◆ Exercise inputs
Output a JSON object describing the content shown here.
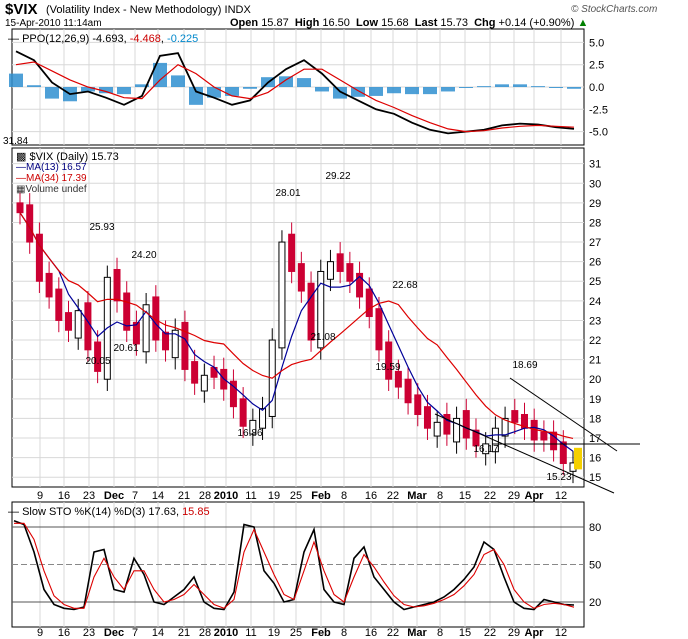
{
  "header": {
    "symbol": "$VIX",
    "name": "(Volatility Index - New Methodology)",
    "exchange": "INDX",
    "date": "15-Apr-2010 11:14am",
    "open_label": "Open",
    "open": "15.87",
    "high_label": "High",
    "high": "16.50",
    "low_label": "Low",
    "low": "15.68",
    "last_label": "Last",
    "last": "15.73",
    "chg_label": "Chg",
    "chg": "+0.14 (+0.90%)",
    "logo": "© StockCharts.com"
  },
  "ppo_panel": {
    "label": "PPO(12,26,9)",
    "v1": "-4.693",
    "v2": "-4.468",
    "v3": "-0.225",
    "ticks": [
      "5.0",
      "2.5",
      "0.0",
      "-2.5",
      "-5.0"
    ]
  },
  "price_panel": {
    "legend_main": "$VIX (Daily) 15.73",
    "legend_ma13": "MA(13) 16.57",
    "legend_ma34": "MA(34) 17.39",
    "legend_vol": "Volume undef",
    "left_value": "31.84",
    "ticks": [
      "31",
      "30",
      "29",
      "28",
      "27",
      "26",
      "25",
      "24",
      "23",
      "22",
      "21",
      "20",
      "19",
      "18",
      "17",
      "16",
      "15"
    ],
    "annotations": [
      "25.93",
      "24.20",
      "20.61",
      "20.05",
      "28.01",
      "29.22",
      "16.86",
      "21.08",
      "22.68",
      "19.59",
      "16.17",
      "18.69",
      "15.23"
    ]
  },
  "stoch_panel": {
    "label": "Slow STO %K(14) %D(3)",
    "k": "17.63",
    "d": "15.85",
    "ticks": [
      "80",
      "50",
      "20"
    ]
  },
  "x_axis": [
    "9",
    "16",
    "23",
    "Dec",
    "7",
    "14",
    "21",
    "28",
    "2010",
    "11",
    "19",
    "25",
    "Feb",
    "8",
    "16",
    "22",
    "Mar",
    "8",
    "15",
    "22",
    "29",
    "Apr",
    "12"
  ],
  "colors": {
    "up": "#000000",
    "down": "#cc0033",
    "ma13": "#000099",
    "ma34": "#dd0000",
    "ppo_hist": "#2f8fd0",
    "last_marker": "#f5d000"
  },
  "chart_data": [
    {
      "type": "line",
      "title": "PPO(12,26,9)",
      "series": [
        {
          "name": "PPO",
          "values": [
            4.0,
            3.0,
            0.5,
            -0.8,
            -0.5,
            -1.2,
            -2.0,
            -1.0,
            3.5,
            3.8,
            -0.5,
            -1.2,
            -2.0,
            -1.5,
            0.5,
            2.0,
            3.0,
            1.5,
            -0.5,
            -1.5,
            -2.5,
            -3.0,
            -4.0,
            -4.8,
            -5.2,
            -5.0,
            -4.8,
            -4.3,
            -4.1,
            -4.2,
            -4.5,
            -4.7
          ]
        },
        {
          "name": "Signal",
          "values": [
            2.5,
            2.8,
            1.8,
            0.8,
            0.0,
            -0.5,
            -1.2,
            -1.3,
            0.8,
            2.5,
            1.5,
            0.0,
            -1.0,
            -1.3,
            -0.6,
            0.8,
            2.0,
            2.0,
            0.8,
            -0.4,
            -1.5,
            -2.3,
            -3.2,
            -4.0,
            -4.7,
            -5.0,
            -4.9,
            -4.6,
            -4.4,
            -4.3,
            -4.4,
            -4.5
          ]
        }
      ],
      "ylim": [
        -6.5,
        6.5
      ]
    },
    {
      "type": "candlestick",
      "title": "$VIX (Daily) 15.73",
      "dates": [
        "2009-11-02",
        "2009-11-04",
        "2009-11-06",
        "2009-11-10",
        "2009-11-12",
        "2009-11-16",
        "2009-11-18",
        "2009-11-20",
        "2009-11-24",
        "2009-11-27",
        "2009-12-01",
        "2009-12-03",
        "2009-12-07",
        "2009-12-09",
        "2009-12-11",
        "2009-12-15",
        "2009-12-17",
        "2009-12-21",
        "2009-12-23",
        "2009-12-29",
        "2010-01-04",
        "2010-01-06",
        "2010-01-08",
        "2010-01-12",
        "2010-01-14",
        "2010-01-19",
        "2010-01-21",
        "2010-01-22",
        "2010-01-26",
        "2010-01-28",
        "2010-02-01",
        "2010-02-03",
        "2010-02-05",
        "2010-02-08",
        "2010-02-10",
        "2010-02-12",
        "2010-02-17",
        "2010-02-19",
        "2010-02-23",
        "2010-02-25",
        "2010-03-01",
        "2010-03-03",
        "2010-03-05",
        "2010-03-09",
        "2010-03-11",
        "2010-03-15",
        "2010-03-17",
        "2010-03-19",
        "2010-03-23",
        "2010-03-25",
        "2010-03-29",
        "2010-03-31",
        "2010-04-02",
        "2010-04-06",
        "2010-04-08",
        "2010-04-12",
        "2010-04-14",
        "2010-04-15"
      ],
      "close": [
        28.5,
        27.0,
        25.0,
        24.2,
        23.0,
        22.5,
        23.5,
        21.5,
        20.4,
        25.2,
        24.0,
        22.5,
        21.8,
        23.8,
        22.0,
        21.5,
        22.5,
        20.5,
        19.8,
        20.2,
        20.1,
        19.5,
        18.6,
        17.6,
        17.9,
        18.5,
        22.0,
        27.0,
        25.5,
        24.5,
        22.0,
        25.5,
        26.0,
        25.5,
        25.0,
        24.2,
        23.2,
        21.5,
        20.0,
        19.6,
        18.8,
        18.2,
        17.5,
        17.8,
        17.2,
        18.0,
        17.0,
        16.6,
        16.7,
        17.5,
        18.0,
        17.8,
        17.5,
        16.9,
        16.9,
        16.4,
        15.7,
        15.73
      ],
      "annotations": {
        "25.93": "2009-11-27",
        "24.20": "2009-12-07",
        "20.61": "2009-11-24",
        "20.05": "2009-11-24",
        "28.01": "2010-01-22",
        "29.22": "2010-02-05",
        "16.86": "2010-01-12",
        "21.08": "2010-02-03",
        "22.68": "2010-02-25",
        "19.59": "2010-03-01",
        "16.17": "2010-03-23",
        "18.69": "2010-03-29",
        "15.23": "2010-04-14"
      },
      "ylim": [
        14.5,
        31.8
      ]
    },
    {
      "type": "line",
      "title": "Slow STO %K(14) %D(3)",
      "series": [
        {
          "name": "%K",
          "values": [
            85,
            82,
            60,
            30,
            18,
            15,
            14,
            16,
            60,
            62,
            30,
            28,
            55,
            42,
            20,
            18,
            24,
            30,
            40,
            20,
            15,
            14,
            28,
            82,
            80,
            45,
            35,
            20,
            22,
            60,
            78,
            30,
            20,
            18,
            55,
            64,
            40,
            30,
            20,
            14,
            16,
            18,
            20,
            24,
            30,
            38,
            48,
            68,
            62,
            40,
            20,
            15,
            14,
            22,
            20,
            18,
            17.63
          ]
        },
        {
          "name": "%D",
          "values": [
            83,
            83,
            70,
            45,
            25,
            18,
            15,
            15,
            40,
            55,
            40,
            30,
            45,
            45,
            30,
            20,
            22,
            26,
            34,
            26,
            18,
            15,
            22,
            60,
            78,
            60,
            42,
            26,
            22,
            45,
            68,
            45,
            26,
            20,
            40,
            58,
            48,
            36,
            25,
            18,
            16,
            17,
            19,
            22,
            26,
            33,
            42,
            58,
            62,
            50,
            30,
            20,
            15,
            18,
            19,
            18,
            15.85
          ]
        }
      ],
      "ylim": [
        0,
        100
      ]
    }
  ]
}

==

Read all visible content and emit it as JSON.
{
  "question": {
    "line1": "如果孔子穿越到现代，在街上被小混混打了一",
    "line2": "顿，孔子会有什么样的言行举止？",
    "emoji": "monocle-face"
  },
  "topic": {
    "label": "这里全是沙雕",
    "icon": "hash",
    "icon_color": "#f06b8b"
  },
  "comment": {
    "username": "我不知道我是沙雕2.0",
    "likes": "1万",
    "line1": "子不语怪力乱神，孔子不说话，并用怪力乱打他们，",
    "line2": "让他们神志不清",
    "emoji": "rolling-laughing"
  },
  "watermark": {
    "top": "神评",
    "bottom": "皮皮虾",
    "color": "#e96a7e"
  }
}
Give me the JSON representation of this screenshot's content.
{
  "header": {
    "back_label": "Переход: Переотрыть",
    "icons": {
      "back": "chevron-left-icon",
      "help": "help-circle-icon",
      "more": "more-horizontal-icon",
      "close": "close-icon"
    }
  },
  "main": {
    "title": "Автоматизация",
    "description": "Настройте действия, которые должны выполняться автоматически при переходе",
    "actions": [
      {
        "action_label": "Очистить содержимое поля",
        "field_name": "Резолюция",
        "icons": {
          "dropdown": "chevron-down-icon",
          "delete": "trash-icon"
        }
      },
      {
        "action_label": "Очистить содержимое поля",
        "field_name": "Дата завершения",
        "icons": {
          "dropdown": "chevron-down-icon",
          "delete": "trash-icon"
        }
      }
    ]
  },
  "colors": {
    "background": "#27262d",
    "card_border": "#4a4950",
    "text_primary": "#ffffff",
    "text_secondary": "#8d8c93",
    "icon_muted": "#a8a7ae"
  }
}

◆ Exercise requirements
Reproduce every line from the entries that holds the word "title".

◆ Solution for this exercise
      "title": "PPO(12,26,9)",
      "title": "$VIX (Daily) 15.73",
      "title": "Slow STO %K(14) %D(3)",
    "title": "Автоматизация",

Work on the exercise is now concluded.